#### [GIVEN ENTRIES]
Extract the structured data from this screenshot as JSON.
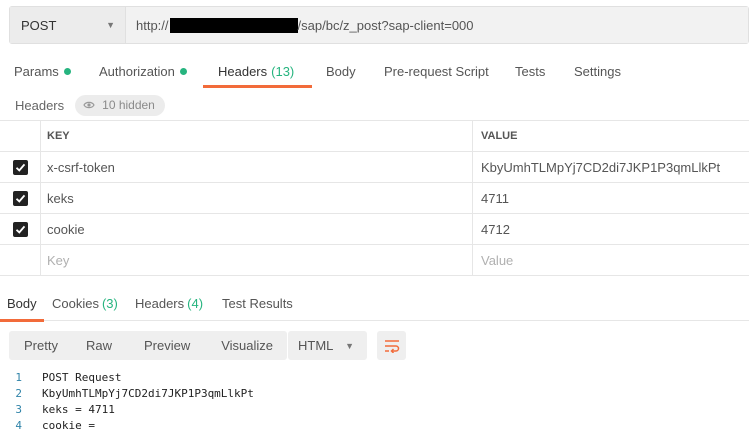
{
  "request": {
    "method": "POST",
    "url_prefix": "http://",
    "url_suffix": "/sap/bc/z_post?sap-client=000"
  },
  "request_tabs": [
    {
      "label": "Params",
      "has_dot": true
    },
    {
      "label": "Authorization",
      "has_dot": true
    },
    {
      "label": "Headers",
      "count": "(13)",
      "active": true
    },
    {
      "label": "Body"
    },
    {
      "label": "Pre-request Script"
    },
    {
      "label": "Tests"
    },
    {
      "label": "Settings"
    }
  ],
  "headers_section": {
    "title": "Headers",
    "hidden_label": "10 hidden"
  },
  "headers_table": {
    "columns": {
      "key": "KEY",
      "value": "VALUE"
    },
    "rows": [
      {
        "key": "x-csrf-token",
        "value": "KbyUmhTLMpYj7CD2di7JKP1P3qmLlkPt",
        "checked": true
      },
      {
        "key": "keks",
        "value": "4711",
        "checked": true
      },
      {
        "key": "cookie",
        "value": "4712",
        "checked": true
      }
    ],
    "new_row": {
      "key_placeholder": "Key",
      "value_placeholder": "Value"
    }
  },
  "response_tabs": [
    {
      "label": "Body",
      "active": true
    },
    {
      "label": "Cookies",
      "count": "(3)"
    },
    {
      "label": "Headers",
      "count": "(4)"
    },
    {
      "label": "Test Results"
    }
  ],
  "format_toolbar": {
    "buttons": [
      "Pretty",
      "Raw",
      "Preview",
      "Visualize"
    ],
    "language": "HTML"
  },
  "response_body": [
    {
      "n": "1",
      "text": "POST Request"
    },
    {
      "n": "2",
      "text": "KbyUmhTLMpYj7CD2di7JKP1P3qmLlkPt"
    },
    {
      "n": "3",
      "text": "keks = 4711"
    },
    {
      "n": "4",
      "text": "cookie ="
    }
  ],
  "colors": {
    "accent": "#f26b3a",
    "green": "#26b47f",
    "line_number": "#2f83a8"
  }
}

#### [EXERCISE TASK]
Repeat the data exactly in full, omitting its pictures.

#### [REPLY]
Extract the structured data from this screenshot as JSON.
{
  "request": {
    "method": "POST",
    "url_prefix": "http://",
    "url_suffix": "/sap/bc/z_post?sap-client=000"
  },
  "request_tabs": [
    {
      "label": "Params",
      "has_dot": true
    },
    {
      "label": "Authorization",
      "has_dot": true
    },
    {
      "label": "Headers",
      "count": "(13)",
      "active": true
    },
    {
      "label": "Body"
    },
    {
      "label": "Pre-request Script"
    },
    {
      "label": "Tests"
    },
    {
      "label": "Settings"
    }
  ],
  "headers_section": {
    "title": "Headers",
    "hidden_label": "10 hidden"
  },
  "headers_table": {
    "columns": {
      "key": "KEY",
      "value": "VALUE"
    },
    "rows": [
      {
        "key": "x-csrf-token",
        "value": "KbyUmhTLMpYj7CD2di7JKP1P3qmLlkPt",
        "checked": true
      },
      {
        "key": "keks",
        "value": "4711",
        "checked": true
      },
      {
        "key": "cookie",
        "value": "4712",
        "checked": true
      }
    ],
    "new_row": {
      "key_placeholder": "Key",
      "value_placeholder": "Value"
    }
  },
  "response_tabs": [
    {
      "label": "Body",
      "active": true
    },
    {
      "label": "Cookies",
      "count": "(3)"
    },
    {
      "label": "Headers",
      "count": "(4)"
    },
    {
      "label": "Test Results"
    }
  ],
  "format_toolbar": {
    "buttons": [
      "Pretty",
      "Raw",
      "Preview",
      "Visualize"
    ],
    "language": "HTML"
  },
  "response_body": [
    {
      "n": "1",
      "text": "POST Request"
    },
    {
      "n": "2",
      "text": "KbyUmhTLMpYj7CD2di7JKP1P3qmLlkPt"
    },
    {
      "n": "3",
      "text": "keks = 4711"
    },
    {
      "n": "4",
      "text": "cookie ="
    }
  ],
  "colors": {
    "accent": "#f26b3a",
    "green": "#26b47f",
    "line_number": "#2f83a8"
  }
}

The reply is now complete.